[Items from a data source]
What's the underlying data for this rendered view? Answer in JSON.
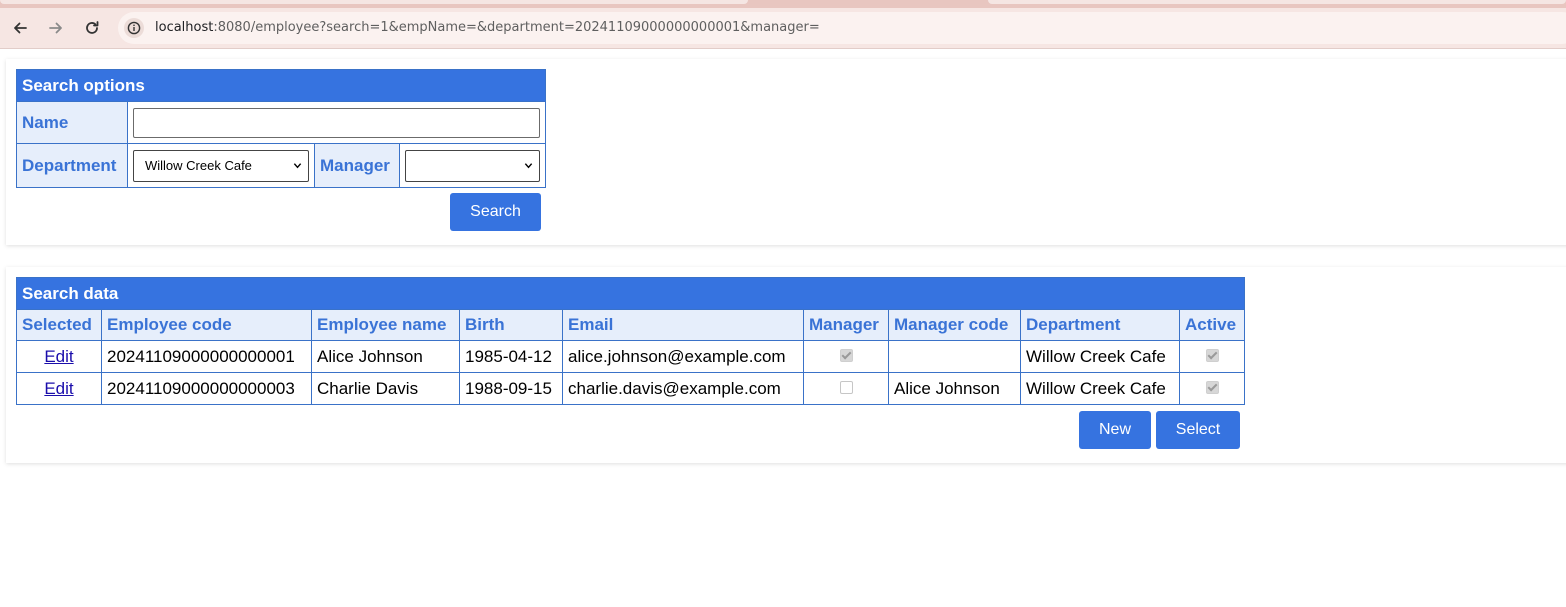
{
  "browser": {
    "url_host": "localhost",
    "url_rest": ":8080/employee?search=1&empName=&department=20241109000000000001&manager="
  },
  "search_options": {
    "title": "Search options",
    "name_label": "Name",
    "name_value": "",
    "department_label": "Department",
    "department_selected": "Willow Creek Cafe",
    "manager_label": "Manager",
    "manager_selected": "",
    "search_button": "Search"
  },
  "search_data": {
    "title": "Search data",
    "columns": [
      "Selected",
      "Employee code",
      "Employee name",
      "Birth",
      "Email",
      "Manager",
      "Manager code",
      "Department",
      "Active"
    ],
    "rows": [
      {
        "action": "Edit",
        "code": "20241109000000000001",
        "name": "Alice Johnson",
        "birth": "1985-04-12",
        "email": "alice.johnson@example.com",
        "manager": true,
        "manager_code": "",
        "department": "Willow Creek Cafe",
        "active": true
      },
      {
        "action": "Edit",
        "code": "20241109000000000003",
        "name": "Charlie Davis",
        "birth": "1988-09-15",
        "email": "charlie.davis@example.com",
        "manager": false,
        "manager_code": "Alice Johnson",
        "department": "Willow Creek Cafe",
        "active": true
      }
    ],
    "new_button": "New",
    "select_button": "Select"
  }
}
---
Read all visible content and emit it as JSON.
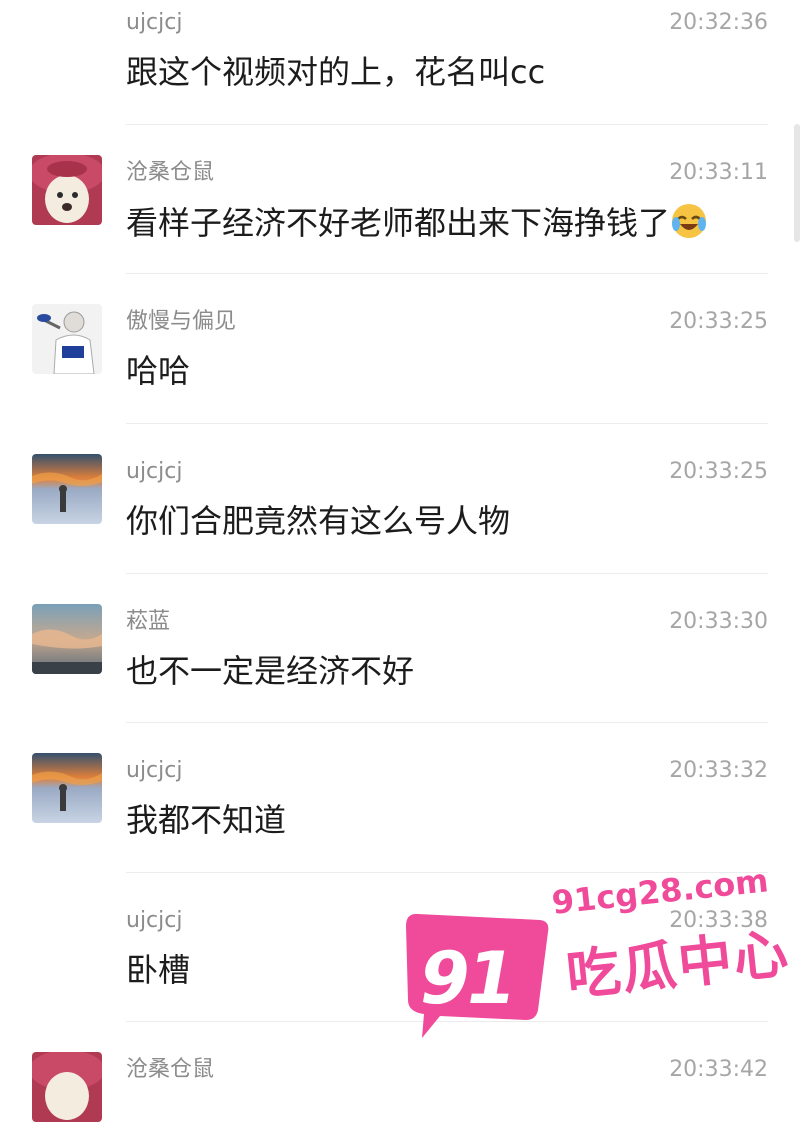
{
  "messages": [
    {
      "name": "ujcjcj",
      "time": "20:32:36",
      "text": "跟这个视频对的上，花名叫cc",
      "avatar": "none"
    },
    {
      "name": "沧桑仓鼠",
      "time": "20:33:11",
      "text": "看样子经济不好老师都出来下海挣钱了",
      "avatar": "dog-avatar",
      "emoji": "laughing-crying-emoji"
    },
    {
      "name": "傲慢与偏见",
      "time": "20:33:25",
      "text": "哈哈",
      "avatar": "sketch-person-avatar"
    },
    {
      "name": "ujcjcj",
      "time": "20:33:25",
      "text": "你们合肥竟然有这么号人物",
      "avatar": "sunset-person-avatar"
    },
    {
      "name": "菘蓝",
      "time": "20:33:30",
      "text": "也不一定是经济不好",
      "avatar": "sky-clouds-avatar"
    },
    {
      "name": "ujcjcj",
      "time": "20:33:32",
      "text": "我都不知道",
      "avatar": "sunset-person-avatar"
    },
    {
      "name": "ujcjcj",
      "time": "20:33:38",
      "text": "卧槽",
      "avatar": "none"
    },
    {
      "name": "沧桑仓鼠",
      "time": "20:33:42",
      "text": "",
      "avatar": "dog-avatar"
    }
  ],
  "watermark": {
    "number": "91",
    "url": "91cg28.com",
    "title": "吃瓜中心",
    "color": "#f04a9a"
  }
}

» OBJECTIVE
Write out each line of the data that holds the string "title".

» RESULT FOR THIS EXERCISE
    "title": "Search options",
    "title": "Search data",
    "title": "吃瓜中心",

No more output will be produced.